───── INFORMATION SHOWN ─────

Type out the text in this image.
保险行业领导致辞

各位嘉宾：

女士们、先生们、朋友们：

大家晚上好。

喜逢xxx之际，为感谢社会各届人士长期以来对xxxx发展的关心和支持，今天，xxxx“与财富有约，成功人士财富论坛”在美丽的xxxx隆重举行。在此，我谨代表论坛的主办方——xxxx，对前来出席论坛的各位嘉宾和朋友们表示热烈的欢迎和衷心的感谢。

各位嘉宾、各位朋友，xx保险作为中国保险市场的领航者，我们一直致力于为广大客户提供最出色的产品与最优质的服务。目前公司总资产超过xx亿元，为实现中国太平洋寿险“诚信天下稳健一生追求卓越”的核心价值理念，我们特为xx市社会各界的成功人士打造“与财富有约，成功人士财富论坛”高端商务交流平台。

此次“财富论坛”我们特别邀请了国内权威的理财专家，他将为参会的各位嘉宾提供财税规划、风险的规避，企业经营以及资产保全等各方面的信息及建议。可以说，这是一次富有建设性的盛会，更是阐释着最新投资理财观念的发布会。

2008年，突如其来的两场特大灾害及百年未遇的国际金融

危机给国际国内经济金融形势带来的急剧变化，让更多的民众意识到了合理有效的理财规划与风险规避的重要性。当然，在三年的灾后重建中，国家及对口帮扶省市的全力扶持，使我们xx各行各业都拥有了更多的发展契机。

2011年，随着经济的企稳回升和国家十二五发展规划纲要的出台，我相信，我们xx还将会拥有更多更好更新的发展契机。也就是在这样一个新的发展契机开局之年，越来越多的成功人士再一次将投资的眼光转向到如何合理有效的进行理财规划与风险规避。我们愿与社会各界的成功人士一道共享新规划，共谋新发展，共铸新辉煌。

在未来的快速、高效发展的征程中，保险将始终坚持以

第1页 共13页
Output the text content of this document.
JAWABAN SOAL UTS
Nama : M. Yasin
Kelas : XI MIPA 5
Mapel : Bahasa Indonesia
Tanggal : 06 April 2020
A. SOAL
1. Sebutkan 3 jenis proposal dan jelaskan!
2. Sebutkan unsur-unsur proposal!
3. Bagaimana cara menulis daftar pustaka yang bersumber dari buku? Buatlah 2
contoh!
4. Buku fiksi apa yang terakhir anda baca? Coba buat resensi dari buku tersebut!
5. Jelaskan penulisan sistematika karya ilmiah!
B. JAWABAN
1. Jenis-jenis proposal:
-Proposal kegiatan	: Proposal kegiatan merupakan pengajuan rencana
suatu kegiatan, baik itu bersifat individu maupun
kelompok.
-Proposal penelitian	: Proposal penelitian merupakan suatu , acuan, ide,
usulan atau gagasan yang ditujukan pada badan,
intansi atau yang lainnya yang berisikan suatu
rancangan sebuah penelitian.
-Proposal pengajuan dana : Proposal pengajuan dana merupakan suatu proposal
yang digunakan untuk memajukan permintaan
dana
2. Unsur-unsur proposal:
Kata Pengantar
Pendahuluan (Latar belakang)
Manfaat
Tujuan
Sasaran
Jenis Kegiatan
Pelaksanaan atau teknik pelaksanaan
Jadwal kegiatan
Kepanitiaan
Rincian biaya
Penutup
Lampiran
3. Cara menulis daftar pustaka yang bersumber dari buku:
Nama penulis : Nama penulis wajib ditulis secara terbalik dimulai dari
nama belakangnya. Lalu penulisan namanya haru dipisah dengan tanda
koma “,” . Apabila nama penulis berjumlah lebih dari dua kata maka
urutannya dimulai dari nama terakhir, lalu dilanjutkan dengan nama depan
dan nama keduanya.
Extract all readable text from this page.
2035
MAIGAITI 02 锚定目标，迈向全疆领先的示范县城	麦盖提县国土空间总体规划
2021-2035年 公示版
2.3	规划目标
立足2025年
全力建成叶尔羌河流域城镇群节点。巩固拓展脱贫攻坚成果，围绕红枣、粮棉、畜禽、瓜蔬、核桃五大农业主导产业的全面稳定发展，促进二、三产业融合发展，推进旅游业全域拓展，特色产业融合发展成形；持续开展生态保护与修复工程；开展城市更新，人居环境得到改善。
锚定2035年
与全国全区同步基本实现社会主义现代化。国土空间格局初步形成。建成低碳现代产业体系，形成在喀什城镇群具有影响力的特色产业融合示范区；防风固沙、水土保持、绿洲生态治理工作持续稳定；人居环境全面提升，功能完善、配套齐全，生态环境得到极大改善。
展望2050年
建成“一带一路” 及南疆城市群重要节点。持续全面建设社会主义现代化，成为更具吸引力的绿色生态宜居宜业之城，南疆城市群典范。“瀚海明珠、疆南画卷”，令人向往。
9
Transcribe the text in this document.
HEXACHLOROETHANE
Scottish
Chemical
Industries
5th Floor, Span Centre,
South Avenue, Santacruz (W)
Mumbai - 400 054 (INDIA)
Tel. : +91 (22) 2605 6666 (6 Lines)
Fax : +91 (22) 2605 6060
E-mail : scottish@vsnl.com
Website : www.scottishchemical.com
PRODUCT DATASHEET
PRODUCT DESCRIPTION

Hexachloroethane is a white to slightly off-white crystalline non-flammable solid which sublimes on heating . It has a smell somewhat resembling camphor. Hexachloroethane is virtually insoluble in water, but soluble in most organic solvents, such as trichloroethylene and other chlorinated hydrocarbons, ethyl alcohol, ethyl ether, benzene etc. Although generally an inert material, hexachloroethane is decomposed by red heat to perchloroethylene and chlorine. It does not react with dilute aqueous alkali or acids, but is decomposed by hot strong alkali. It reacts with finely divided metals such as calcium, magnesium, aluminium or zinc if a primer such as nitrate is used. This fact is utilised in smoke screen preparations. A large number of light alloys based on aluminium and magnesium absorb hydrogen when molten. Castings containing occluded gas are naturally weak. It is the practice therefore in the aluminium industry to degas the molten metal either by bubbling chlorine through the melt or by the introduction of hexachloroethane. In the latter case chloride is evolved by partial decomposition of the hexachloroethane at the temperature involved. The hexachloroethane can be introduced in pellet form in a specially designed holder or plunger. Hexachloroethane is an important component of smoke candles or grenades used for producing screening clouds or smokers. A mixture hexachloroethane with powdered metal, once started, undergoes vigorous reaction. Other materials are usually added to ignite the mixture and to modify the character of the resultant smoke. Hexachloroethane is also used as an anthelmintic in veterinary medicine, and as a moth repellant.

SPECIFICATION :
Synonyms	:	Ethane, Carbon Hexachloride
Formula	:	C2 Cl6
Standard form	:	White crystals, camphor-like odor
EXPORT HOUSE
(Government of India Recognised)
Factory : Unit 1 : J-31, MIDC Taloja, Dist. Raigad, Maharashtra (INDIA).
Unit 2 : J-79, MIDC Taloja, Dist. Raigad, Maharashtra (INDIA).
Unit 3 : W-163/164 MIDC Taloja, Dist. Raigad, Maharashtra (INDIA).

─────

**DIRECTIONS FOR THIS TASK**
All of the data needs to be reproduced exactly, with no line missing.

**THE OUTPUT**
Type out the text in this image.
保险行业领导致辞

各位嘉宾：

女士们、先生们、朋友们：

大家晚上好。

喜逢xxx之际，为感谢社会各届人士长期以来对xxxx发展的关心和支持，今天，xxxx“与财富有约，成功人士财富论坛”在美丽的xxxx隆重举行。在此，我谨代表论坛的主办方——xxxx，对前来出席论坛的各位嘉宾和朋友们表示热烈的欢迎和衷心的感谢。

各位嘉宾、各位朋友，xx保险作为中国保险市场的领航者，我们一直致力于为广大客户提供最出色的产品与最优质的服务。目前公司总资产超过xx亿元，为实现中国太平洋寿险“诚信天下稳健一生追求卓越”的核心价值理念，我们特为xx市社会各界的成功人士打造“与财富有约，成功人士财富论坛”高端商务交流平台。

此次“财富论坛”我们特别邀请了国内权威的理财专家，他将为参会的各位嘉宾提供财税规划、风险的规避，企业经营以及资产保全等各方面的信息及建议。可以说，这是一次富有建设性的盛会，更是阐释着最新投资理财观念的发布会。

2008年，突如其来的两场特大灾害及百年未遇的国际金融

危机给国际国内经济金融形势带来的急剧变化，让更多的民众意识到了合理有效的理财规划与风险规避的重要性。当然，在三年的灾后重建中，国家及对口帮扶省市的全力扶持，使我们xx各行各业都拥有了更多的发展契机。

2011年，随着经济的企稳回升和国家十二五发展规划纲要的出台，我相信，我们xx还将会拥有更多更好更新的发展契机。也就是在这样一个新的发展契机开局之年，越来越多的成功人士再一次将投资的眼光转向到如何合理有效的进行理财规划与风险规避。我们愿与社会各界的成功人士一道共享新规划，共谋新发展，共铸新辉煌。

在未来的快速、高效发展的征程中，保险将始终坚持以

第1页 共13页
Output the text content of this document.
JAWABAN SOAL UTS
Nama : M. Yasin
Kelas : XI MIPA 5
Mapel : Bahasa Indonesia
Tanggal : 06 April 2020
A. SOAL
1. Sebutkan 3 jenis proposal dan jelaskan!
2. Sebutkan unsur-unsur proposal!
3. Bagaimana cara menulis daftar pustaka yang bersumber dari buku? Buatlah 2
contoh!
4. Buku fiksi apa yang terakhir anda baca? Coba buat resensi dari buku tersebut!
5. Jelaskan penulisan sistematika karya ilmiah!
B. JAWABAN
1. Jenis-jenis proposal:
-Proposal kegiatan	: Proposal kegiatan merupakan pengajuan rencana
suatu kegiatan, baik itu bersifat individu maupun
kelompok.
-Proposal penelitian	: Proposal penelitian merupakan suatu , acuan, ide,
usulan atau gagasan yang ditujukan pada badan,
intansi atau yang lainnya yang berisikan suatu
rancangan sebuah penelitian.
-Proposal pengajuan dana : Proposal pengajuan dana merupakan suatu proposal
yang digunakan untuk memajukan permintaan
dana
2. Unsur-unsur proposal:
Kata Pengantar
Pendahuluan (Latar belakang)
Manfaat
Tujuan
Sasaran
Jenis Kegiatan
Pelaksanaan atau teknik pelaksanaan
Jadwal kegiatan
Kepanitiaan
Rincian biaya
Penutup
Lampiran
3. Cara menulis daftar pustaka yang bersumber dari buku:
Nama penulis : Nama penulis wajib ditulis secara terbalik dimulai dari
nama belakangnya. Lalu penulisan namanya haru dipisah dengan tanda
koma “,” . Apabila nama penulis berjumlah lebih dari dua kata maka
urutannya dimulai dari nama terakhir, lalu dilanjutkan dengan nama depan
dan nama keduanya.
Extract all readable text from this page.
2035
MAIGAITI 02 锚定目标，迈向全疆领先的示范县城	麦盖提县国土空间总体规划
2021-2035年 公示版
2.3	规划目标
立足2025年
全力建成叶尔羌河流域城镇群节点。巩固拓展脱贫攻坚成果，围绕红枣、粮棉、畜禽、瓜蔬、核桃五大农业主导产业的全面稳定发展，促进二、三产业融合发展，推进旅游业全域拓展，特色产业融合发展成形；持续开展生态保护与修复工程；开展城市更新，人居环境得到改善。
锚定2035年
与全国全区同步基本实现社会主义现代化。国土空间格局初步形成。建成低碳现代产业体系，形成在喀什城镇群具有影响力的特色产业融合示范区；防风固沙、水土保持、绿洲生态治理工作持续稳定；人居环境全面提升，功能完善、配套齐全，生态环境得到极大改善。
展望2050年
建成“一带一路” 及南疆城市群重要节点。持续全面建设社会主义现代化，成为更具吸引力的绿色生态宜居宜业之城，南疆城市群典范。“瀚海明珠、疆南画卷”，令人向往。
9
Transcribe the text in this document.
HEXACHLOROETHANE
Scottish
Chemical
Industries
5th Floor, Span Centre,
South Avenue, Santacruz (W)
Mumbai - 400 054 (INDIA)
Tel. : +91 (22) 2605 6666 (6 Lines)
Fax : +91 (22) 2605 6060
E-mail : scottish@vsnl.com
Website : www.scottishchemical.com
PRODUCT DATASHEET
PRODUCT DESCRIPTION

Hexachloroethane is a white to slightly off-white crystalline non-flammable solid which sublimes on heating . It has a smell somewhat resembling camphor. Hexachloroethane is virtually insoluble in water, but soluble in most organic solvents, such as trichloroethylene and other chlorinated hydrocarbons, ethyl alcohol, ethyl ether, benzene etc. Although generally an inert material, hexachloroethane is decomposed by red heat to perchloroethylene and chlorine. It does not react with dilute aqueous alkali or acids, but is decomposed by hot strong alkali. It reacts with finely divided metals such as calcium, magnesium, aluminium or zinc if a primer such as nitrate is used. This fact is utilised in smoke screen preparations. A large number of light alloys based on aluminium and magnesium absorb hydrogen when molten. Castings containing occluded gas are naturally weak. It is the practice therefore in the aluminium industry to degas the molten metal either by bubbling chlorine through the melt or by the introduction of hexachloroethane. In the latter case chloride is evolved by partial decomposition of the hexachloroethane at the temperature involved. The hexachloroethane can be introduced in pellet form in a specially designed holder or plunger. Hexachloroethane is an important component of smoke candles or grenades used for producing screening clouds or smokers. A mixture hexachloroethane with powdered metal, once started, undergoes vigorous reaction. Other materials are usually added to ignite the mixture and to modify the character of the resultant smoke. Hexachloroethane is also used as an anthelmintic in veterinary medicine, and as a moth repellant.

SPECIFICATION :
Synonyms	:	Ethane, Carbon Hexachloride
Formula	:	C2 Cl6
Standard form	:	White crystals, camphor-like odor
EXPORT HOUSE
(Government of India Recognised)
Factory : Unit 1 : J-31, MIDC Taloja, Dist. Raigad, Maharashtra (INDIA).
Unit 2 : J-79, MIDC Taloja, Dist. Raigad, Maharashtra (INDIA).
Unit 3 : W-163/164 MIDC Taloja, Dist. Raigad, Maharashtra (INDIA).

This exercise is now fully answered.